EXTRACT TO READ:
○ ○ ○ ○ ○ ○ ○
The Supreme Court has indeed held that legislation can unconstitutionally interfere with Article II powers, the most notable recent case (2014’s Zivotofsky v. Kerry) overturning a law requiring that US passports list “Israel” as the birthplace for US citizens born in Jerusalem.

However, this doesn’t mean that all legislative constraints on the president’s foreign policy powers are unconstitutional — far from it. And there is no credible case that the TikTok ban contravenes Article II. In fact, the Supreme Court unanimously upheld the TikTok ban’s constitutionality in January.

Presidents are also widely understood to have discretion in how they enforce the law. There is far more lawbreaking than there are Justice Department attorneys to prosecute offenses; given scarce resources, presidents and attorneys general have to make choices about which crimes to prioritize.
○ ○ ○ ○ ○ ○ ○
WHAT THE TASK REQUIRES:
Please condense the paragraph in the passage on presidential power that begins "Presidents are also widely understood" into one shorter sentence, keeping its main facts.

SUPPLIED ENTRIES:
○ ○ ○ ○ ○ ○ ○
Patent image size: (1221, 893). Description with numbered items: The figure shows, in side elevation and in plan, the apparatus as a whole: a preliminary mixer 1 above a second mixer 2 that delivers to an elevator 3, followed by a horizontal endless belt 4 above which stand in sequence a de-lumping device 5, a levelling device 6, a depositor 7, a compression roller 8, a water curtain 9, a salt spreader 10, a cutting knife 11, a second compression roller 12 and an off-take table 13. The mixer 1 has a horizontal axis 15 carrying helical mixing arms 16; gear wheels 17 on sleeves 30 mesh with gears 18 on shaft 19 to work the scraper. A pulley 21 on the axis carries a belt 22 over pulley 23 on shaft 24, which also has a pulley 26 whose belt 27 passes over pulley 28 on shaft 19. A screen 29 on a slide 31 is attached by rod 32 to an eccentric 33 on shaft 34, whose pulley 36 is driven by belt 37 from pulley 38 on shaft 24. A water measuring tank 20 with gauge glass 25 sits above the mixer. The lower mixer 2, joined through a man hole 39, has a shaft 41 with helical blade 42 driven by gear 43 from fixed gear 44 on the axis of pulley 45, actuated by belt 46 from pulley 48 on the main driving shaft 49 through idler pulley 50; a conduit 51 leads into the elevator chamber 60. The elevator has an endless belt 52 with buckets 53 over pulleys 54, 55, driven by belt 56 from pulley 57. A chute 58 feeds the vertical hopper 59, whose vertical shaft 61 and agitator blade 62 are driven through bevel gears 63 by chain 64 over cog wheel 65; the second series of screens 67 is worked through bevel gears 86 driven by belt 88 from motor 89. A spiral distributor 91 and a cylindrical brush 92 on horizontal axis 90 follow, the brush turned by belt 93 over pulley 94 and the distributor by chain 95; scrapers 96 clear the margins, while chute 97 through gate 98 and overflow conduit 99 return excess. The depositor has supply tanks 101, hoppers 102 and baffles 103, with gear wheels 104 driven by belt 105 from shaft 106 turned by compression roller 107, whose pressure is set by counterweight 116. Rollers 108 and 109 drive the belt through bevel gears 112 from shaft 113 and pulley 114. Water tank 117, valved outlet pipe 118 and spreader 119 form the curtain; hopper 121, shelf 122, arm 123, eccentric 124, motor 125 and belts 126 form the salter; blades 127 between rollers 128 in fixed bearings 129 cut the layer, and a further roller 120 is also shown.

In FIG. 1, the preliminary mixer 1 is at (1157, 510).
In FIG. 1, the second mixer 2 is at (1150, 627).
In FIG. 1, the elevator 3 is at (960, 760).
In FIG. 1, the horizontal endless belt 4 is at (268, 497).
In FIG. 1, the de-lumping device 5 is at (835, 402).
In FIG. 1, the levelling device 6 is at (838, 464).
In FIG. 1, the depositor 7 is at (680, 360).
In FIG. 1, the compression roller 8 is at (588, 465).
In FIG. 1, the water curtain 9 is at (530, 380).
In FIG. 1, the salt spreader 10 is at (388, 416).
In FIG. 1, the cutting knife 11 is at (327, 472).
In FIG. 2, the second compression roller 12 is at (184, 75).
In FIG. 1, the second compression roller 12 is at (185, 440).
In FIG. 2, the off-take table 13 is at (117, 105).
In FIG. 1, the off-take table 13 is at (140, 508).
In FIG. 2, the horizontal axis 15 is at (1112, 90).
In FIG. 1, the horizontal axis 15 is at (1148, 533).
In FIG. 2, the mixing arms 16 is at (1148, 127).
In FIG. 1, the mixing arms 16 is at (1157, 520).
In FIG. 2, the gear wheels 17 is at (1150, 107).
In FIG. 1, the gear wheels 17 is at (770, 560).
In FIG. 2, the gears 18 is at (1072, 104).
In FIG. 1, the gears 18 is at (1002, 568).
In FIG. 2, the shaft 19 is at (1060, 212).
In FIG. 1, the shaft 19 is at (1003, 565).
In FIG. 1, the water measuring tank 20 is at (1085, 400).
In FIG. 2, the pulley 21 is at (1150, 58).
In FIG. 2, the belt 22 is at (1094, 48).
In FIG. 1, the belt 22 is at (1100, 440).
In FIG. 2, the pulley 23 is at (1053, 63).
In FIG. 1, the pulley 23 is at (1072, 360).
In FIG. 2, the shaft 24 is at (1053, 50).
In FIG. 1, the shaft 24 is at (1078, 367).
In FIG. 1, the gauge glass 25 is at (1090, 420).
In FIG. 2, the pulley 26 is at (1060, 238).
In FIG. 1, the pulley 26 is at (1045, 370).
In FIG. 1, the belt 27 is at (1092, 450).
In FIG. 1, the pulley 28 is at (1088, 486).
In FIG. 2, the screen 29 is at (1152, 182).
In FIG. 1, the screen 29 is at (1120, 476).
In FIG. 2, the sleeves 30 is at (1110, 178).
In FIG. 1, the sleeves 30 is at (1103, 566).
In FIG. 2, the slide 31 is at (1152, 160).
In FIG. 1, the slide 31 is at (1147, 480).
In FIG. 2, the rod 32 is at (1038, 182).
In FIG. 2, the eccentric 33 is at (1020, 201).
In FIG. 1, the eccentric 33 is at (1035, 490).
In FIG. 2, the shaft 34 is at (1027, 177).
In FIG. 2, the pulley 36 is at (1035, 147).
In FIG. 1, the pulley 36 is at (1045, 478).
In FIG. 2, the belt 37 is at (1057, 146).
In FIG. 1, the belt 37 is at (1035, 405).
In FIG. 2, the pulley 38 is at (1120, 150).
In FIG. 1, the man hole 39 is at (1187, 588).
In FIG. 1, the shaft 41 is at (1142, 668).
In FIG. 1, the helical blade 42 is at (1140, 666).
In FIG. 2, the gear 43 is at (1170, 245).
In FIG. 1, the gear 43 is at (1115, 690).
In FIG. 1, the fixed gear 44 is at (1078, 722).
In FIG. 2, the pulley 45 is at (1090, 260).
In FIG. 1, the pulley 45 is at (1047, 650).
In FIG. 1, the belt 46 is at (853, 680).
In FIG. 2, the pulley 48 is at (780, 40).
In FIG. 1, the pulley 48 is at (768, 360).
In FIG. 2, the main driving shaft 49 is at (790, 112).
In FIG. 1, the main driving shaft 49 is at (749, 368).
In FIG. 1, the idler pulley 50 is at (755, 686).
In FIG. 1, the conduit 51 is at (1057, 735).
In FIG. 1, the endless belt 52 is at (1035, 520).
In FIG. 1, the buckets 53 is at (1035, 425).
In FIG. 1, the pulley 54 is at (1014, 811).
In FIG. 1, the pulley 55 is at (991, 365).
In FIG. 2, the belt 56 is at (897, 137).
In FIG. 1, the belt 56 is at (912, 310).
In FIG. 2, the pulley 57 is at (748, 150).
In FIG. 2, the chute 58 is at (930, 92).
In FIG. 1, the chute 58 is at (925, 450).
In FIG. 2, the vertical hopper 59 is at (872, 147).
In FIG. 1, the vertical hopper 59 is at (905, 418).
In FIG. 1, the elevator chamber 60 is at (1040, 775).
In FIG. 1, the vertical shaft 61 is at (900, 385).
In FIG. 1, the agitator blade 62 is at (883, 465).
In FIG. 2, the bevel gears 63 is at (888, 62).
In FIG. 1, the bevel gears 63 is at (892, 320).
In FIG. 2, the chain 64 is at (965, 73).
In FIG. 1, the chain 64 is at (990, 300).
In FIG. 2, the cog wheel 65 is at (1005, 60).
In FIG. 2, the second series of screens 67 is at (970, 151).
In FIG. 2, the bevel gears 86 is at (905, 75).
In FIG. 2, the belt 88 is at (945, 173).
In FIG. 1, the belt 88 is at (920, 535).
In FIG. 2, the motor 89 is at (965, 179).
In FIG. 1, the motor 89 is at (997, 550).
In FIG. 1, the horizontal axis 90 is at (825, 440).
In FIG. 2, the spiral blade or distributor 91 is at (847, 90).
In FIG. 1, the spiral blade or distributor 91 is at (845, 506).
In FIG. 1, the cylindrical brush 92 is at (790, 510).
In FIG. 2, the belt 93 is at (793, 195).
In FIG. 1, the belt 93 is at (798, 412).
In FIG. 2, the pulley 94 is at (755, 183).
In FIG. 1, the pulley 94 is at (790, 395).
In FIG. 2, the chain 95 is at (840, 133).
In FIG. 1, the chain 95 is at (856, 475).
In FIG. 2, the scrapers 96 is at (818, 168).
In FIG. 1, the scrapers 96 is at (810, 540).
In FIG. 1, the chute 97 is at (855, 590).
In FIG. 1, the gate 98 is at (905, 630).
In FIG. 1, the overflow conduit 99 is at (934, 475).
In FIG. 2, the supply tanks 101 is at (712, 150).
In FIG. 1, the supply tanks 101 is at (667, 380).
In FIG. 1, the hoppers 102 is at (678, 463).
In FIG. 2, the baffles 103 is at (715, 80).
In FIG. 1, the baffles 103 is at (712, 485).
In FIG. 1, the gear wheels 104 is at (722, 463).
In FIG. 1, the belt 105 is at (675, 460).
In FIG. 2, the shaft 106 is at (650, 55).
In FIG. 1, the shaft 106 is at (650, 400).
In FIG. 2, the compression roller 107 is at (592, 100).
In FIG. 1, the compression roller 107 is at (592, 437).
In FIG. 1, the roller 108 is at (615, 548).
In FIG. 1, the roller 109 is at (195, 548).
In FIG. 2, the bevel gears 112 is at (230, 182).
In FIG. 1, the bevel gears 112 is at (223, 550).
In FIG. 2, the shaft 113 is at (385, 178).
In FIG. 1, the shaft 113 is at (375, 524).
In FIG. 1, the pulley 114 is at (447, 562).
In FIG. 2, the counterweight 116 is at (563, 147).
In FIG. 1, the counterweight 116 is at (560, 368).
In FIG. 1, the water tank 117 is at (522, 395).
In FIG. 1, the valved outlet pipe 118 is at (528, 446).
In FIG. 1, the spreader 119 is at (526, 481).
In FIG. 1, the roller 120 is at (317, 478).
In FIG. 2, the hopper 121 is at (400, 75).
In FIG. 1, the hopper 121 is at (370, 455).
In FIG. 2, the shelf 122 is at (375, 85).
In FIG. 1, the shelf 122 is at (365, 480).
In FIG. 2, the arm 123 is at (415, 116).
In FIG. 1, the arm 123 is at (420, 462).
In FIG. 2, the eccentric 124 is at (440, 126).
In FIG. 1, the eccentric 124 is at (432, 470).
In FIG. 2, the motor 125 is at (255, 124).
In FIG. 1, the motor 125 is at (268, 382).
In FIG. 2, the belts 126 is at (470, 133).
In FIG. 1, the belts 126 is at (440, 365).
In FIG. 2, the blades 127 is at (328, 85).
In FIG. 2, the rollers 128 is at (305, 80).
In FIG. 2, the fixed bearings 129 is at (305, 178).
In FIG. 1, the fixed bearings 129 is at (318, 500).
○ ○ ○ ○ ○ ○ ○
RESULT FOR THIS TASK:
Because lawbreaking far outstrips the Justice Department attorneys available to prosecute it, presidents and attorneys general are widely understood to have discretion in enforcing the law and must choose which crimes to prioritize.